Locate each line in the records containing "JSON". Copy it.

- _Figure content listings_

↓↓↓

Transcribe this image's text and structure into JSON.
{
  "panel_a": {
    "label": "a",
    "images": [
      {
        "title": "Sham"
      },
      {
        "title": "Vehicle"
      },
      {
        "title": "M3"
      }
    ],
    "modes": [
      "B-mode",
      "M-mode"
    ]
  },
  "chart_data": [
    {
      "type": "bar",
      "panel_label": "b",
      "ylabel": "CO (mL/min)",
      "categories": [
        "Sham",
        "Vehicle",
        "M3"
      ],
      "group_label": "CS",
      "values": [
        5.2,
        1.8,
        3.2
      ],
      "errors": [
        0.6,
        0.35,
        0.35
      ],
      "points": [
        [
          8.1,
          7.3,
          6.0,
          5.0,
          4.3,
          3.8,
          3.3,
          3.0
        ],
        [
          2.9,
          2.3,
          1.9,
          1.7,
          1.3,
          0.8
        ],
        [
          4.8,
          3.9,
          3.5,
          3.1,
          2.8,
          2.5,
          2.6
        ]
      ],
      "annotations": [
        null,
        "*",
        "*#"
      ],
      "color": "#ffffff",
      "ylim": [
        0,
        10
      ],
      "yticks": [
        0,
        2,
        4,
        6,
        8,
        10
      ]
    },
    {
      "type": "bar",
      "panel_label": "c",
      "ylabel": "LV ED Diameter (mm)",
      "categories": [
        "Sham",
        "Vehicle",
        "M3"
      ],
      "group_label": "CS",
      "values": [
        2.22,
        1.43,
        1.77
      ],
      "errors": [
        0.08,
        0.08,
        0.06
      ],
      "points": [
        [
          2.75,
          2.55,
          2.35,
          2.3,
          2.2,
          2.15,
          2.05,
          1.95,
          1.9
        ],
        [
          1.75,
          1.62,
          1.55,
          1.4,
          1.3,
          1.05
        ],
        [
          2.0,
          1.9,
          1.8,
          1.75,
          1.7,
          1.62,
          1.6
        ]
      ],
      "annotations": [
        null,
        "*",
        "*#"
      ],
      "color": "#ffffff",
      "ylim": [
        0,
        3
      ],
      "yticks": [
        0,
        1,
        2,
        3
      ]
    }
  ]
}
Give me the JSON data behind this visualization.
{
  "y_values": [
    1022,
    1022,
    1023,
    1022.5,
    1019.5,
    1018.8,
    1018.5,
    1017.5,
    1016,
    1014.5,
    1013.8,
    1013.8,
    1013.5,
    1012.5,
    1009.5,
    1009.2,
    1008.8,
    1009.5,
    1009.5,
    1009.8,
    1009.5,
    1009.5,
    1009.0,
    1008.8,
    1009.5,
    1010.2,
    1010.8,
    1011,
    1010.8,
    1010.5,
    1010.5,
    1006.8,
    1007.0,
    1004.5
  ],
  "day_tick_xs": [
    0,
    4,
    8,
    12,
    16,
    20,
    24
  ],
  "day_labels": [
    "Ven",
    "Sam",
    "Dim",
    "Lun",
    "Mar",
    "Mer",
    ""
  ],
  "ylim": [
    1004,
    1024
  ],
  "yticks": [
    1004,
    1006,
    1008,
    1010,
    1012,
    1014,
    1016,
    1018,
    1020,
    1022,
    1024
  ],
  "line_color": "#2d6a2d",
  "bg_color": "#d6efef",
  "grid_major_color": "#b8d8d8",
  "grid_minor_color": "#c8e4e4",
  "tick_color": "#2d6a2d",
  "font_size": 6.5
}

↑↑↑
↓↓↓

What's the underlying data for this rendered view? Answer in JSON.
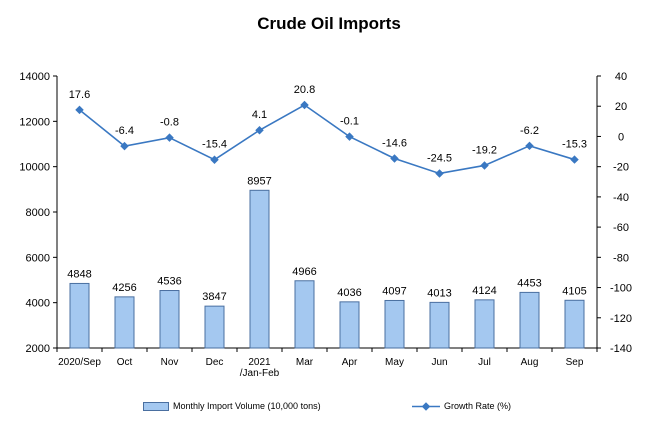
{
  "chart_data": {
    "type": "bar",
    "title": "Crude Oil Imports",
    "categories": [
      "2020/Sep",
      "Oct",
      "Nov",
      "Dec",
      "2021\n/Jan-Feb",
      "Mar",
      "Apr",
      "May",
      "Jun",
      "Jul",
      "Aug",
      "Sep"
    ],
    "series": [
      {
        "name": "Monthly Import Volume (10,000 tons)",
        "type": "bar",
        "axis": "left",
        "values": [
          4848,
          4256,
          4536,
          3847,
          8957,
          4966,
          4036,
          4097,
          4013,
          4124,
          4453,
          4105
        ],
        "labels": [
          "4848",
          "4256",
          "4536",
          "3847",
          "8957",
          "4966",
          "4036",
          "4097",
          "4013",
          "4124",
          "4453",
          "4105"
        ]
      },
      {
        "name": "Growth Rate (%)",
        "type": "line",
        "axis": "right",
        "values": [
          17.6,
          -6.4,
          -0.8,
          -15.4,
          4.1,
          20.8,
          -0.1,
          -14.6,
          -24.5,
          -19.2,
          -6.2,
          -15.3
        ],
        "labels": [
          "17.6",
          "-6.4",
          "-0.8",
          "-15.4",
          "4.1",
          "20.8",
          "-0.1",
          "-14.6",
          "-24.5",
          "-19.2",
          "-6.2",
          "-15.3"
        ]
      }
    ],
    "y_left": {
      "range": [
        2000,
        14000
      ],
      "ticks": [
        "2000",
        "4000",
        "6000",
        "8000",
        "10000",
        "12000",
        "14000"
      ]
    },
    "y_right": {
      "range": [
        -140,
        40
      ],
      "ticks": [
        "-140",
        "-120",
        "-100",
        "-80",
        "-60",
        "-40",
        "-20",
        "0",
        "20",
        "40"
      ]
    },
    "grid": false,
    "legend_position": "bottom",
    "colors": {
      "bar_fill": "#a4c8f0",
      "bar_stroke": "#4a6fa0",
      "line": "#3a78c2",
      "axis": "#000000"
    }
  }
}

↑↑↑

- _FINISHED EXERCISE_
Transcribe this image's text and structure into JSON.
Give me the JSON data behind this visualization.
What's the underlying data for this rendered view? Answer in JSON.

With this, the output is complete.